- Direction:
Give, as a bare number, the count of lines that contain the word "JSON".

- Records about charts and figures:
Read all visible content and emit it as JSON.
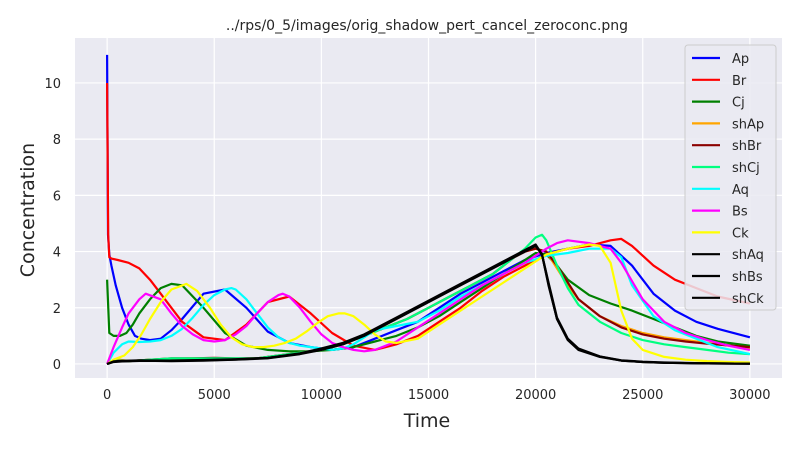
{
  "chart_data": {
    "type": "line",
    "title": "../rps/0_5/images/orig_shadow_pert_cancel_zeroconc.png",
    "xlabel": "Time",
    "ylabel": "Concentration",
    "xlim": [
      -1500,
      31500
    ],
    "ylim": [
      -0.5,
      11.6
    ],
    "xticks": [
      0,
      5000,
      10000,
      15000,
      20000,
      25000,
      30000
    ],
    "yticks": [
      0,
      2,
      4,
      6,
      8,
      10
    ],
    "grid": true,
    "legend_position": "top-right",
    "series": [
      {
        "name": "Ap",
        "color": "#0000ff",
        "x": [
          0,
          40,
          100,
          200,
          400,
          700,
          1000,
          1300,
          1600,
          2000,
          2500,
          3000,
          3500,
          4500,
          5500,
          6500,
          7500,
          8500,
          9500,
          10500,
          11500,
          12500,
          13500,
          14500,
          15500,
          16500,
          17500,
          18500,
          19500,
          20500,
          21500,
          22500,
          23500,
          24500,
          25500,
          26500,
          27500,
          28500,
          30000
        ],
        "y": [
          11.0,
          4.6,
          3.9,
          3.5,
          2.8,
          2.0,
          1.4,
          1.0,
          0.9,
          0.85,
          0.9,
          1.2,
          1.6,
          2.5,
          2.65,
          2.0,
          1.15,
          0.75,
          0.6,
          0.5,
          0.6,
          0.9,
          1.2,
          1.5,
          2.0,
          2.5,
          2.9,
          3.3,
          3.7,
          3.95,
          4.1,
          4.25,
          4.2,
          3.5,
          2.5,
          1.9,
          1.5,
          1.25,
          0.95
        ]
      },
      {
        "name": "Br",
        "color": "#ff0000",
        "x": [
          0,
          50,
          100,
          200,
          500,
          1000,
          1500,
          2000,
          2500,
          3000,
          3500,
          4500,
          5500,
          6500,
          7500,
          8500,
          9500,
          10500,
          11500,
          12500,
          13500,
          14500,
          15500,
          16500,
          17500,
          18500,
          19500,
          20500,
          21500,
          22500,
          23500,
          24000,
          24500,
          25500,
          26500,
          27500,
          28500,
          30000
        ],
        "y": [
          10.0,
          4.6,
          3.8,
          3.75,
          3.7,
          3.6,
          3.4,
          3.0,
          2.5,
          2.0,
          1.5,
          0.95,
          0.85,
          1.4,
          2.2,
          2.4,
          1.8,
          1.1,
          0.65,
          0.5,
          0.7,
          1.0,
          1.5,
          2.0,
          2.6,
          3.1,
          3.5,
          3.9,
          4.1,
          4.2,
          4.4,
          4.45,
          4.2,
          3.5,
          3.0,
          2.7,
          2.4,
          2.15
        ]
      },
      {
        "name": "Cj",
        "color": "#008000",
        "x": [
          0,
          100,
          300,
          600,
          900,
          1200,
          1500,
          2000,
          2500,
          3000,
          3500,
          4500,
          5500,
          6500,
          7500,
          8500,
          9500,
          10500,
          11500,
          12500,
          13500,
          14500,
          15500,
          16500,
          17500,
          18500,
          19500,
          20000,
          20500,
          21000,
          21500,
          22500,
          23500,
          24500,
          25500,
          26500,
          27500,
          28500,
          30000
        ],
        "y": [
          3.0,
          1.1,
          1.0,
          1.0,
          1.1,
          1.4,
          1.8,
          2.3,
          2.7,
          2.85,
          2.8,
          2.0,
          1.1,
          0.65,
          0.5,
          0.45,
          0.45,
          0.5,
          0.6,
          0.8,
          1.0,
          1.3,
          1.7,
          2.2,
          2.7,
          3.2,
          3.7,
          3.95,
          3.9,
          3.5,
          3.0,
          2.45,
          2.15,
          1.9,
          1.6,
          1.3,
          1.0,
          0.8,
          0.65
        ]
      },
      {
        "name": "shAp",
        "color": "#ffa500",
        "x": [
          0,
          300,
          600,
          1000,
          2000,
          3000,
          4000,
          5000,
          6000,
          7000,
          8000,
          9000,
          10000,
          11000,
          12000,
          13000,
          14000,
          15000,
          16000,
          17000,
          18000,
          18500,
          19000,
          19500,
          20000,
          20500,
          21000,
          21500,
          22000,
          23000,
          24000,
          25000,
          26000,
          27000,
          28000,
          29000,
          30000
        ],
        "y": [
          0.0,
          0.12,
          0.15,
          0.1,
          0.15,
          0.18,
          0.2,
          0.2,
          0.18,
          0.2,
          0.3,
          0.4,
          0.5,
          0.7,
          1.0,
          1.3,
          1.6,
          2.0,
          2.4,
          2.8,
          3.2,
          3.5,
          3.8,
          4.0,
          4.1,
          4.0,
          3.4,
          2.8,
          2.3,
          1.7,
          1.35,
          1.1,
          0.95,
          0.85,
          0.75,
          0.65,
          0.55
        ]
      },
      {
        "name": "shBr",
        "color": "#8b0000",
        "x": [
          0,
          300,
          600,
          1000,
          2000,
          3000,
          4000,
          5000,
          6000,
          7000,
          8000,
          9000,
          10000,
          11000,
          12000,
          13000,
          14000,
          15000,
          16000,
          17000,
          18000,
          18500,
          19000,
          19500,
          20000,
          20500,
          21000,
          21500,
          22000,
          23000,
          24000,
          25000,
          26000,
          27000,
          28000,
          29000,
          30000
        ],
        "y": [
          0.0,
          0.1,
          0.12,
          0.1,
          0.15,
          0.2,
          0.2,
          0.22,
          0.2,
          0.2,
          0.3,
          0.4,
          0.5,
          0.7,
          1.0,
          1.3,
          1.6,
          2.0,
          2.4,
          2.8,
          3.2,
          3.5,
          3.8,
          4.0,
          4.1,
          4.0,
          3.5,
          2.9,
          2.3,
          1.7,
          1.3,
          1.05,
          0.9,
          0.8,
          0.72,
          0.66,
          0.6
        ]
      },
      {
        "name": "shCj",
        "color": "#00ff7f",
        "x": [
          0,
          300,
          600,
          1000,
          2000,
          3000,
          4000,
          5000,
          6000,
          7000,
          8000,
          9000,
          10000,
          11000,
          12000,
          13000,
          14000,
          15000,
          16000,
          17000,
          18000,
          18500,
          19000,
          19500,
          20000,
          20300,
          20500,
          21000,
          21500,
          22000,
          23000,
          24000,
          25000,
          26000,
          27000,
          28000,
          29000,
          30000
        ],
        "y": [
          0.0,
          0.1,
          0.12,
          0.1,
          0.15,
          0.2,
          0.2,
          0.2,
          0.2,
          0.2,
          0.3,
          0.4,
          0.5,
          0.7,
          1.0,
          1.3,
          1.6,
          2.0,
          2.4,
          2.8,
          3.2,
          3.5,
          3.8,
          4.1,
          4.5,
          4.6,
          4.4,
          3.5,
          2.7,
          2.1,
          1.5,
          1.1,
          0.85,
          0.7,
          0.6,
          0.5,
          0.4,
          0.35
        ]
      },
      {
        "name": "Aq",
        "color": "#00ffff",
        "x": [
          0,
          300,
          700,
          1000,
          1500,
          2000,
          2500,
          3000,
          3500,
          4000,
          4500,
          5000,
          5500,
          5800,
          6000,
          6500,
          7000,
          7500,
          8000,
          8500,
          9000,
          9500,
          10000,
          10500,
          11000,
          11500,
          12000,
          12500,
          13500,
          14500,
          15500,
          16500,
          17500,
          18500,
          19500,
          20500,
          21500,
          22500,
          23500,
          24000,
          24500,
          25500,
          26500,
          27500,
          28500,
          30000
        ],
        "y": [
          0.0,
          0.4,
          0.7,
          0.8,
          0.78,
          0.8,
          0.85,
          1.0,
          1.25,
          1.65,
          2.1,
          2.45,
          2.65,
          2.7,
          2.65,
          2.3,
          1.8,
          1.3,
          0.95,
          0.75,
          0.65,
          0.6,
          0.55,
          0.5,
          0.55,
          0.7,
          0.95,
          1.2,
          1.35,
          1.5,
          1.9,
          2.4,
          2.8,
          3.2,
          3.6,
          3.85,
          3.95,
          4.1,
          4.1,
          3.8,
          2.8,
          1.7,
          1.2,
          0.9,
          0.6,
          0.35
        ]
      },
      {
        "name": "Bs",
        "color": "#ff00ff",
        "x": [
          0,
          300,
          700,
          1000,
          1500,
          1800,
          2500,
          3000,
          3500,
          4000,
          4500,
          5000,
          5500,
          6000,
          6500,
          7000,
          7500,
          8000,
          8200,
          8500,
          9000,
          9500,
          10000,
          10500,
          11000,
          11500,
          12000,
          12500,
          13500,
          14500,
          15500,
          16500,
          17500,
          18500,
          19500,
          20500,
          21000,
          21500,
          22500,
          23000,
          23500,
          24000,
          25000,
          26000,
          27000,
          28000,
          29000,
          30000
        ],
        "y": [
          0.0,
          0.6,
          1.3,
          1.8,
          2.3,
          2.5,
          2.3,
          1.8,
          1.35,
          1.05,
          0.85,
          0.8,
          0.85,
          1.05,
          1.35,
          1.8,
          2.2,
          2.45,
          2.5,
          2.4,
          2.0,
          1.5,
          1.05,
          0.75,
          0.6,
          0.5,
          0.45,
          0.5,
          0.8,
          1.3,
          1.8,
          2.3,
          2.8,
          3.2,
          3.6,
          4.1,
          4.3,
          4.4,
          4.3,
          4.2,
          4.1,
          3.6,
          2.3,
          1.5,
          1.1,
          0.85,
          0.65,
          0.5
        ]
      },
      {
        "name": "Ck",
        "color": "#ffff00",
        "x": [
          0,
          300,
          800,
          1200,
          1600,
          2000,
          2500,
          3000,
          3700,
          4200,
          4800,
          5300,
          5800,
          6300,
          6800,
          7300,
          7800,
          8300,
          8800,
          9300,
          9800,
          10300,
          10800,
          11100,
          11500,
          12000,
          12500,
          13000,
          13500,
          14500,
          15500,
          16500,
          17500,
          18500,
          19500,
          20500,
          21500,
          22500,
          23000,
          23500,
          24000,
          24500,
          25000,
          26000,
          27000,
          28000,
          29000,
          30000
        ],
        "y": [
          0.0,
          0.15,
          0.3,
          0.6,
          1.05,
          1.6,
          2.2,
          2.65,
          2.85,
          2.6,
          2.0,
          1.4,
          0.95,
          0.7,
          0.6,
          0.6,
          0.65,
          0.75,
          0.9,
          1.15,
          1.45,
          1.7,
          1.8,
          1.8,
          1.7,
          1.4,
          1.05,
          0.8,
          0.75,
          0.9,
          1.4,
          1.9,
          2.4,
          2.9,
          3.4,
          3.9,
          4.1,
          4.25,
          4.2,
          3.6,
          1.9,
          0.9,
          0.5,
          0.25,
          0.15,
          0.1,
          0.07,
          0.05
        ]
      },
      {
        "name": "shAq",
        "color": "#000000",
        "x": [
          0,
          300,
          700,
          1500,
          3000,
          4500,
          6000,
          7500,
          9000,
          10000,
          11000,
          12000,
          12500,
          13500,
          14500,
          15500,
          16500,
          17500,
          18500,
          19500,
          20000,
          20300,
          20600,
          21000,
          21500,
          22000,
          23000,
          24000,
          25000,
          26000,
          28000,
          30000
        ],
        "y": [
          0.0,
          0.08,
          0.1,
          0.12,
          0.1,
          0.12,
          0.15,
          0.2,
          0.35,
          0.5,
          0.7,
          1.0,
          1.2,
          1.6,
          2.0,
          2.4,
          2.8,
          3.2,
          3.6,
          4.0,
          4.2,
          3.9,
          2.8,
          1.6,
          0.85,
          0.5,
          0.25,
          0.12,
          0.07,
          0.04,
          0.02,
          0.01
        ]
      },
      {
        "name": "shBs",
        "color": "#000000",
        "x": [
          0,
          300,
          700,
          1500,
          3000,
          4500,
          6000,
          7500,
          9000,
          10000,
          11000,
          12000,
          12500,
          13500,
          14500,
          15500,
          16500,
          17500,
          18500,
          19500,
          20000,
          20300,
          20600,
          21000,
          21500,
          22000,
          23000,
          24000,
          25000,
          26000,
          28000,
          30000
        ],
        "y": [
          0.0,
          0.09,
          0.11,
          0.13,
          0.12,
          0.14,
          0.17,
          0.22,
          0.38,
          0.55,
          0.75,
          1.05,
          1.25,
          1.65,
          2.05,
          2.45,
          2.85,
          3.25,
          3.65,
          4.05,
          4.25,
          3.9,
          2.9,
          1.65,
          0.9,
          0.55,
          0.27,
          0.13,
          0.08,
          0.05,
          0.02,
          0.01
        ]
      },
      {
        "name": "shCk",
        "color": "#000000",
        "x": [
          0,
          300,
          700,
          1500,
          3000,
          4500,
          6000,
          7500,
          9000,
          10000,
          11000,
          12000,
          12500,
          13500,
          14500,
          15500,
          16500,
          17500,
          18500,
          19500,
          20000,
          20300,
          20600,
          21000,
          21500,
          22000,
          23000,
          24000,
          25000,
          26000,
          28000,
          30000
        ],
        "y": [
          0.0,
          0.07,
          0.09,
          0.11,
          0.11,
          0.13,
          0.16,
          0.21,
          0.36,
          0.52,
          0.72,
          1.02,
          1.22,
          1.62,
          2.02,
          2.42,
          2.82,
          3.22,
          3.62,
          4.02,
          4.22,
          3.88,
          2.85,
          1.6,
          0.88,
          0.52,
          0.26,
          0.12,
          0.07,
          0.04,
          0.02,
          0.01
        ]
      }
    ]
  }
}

---

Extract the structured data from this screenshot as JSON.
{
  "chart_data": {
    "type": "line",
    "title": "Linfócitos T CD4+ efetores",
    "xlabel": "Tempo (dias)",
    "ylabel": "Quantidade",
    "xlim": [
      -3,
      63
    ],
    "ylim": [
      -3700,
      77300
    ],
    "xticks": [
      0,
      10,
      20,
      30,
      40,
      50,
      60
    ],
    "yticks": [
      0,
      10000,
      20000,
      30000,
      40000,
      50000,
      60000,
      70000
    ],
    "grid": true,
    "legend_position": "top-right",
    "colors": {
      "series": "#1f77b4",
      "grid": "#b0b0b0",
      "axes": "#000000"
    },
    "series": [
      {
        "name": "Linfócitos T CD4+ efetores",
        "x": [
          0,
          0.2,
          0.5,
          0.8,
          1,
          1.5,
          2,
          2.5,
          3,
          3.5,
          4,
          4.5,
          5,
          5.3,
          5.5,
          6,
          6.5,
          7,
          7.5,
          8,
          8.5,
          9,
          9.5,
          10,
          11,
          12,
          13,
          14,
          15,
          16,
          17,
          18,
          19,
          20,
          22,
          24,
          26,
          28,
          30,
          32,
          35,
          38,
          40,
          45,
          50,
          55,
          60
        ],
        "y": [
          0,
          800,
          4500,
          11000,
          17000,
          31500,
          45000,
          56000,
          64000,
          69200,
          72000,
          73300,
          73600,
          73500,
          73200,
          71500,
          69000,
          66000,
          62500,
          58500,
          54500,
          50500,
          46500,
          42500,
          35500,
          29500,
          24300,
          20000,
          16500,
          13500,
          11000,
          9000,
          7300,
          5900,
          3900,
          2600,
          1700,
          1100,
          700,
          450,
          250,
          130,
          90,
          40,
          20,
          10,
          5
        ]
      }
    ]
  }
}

- Answer to the task:
2